**Task prompt**.
Find the word "yard" in the listing; pull out each line holding it.

**Extracted data entries**.

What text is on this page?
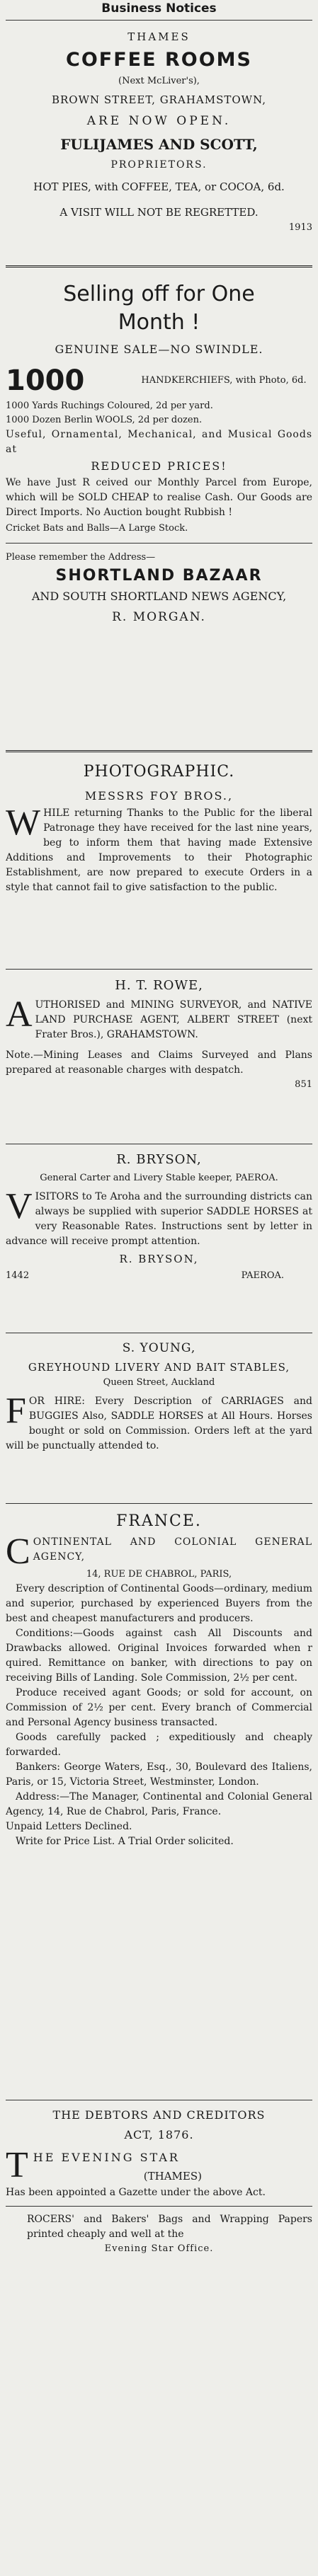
Business Notices

THAMES

COFFEE ROOMS

(Next McLiver's),

BROWN STREET, GRAHAMSTOWN,

ARE NOW OPEN.

FULIJAMES AND SCOTT,

PROPRIETORS.

HOT PIES, with COFFEE, TEA, or COCOA, 6d.

A VISIT WILL NOT BE REGRETTED.

1913

Selling off for One

Month !

GENUINE SALE—NO SWINDLE.

1000	HANDKERCHIEFS, with Photo, 6d.

1000 Yards Ruchings Coloured, 2d per yard.

1000 Dozen Berlin WOOLS, 2d per dozen.

Useful, Ornamental, Mechanical, and Musical Goods at

REDUCED PRICES!

We have Just R ceived our Monthly Parcel from Europe, which will be SOLD CHEAP to realise Cash. Our Goods are Direct Imports. No Auction bought Rubbish !

Cricket Bats and Balls—A Large Stock.

Please remember the Address—

SHORTLAND BAZAAR

AND SOUTH SHORTLAND NEWS AGENCY,

R. MORGAN.

PHOTOGRAPHIC.

MESSRS FOY BROS.,

W HILE returning Thanks to the Public for the liberal Patronage they have received for the last nine years, beg to inform them that having made Extensive Additions and Improvements to their Photographic Establishment, are now prepared to execute Orders in a style that cannot fail to give satisfaction to the public.

H. T. ROWE,

A UTHORISED and MINING SURVEYOR, and NATIVE LAND PURCHASE AGENT, ALBERT STREET (next Frater Bros.), GRAHAMSTOWN.

Note.—Mining Leases and Claims Surveyed and Plans prepared at reasonable charges with despatch.

851

R. BRYSON,

General Carter and Livery Stable keeper, PAEROA.

V ISITORS to Te Aroha and the surrounding districts can always be supplied with superior SADDLE HORSES at very Reasonable Rates. Instructions sent by letter in advance will receive prompt attention.

R. BRYSON,

1442	PAEROA.

S. YOUNG,

GREYHOUND LIVERY AND BAIT STABLES,

Queen Street, Auckland

F OR HIRE: Every Description of CARRIAGES and BUGGIES Also, SADDLE HORSES at All Hours. Horses bought or sold on Commission. Orders left at the yard will be punctually attended to.

FRANCE.

C ONTINENTAL AND COLONIAL GENERAL AGENCY,

14, RUE DE CHABROL, PARIS,

Every description of Continental Goods—ordinary, medium and superior, purchased by experienced Buyers from the best and cheapest manufacturers and producers.

Conditions:—Goods against cash All Discounts and Drawbacks allowed. Original Invoices forwarded when r quired. Remittance on banker, with directions to pay on receiving Bills of Landing. Sole Commission, 2½ per cent.

Produce received agant Goods; or sold for account, on Commission of 2½ per cent. Every branch of Commercial and Personal Agency business transacted.

Goods carefully packed ; expeditiously and cheaply forwarded.

Bankers: George Waters, Esq., 30, Boulevard des Italiens, Paris, or 15, Victoria Street, Westminster, London.

Address:—The Manager, Continental and Colonial General Agency, 14, Rue de Chabrol, Paris, France.

Unpaid Letters Declined.

Write for Price List. A Trial Order solicited.

THE DEBTORS AND CREDITORS

ACT, 1876.

T HE EVENING STAR

(THAMES)

Has been appointed a Gazette under the above Act.

ROCERS' and Bakers' Bags and Wrapping Papers printed cheaply and well at the

Evening Star Office.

**Exercise answer**.
1000 Yards Ruchings Coloured, 2d per yard.
F OR HIRE: Every Description of CARRIAGES and BUGGIES Also, SADDLE HORSES at All Hours. Horses bought or sold on Commission. Orders left at the yard will be punctually attended to.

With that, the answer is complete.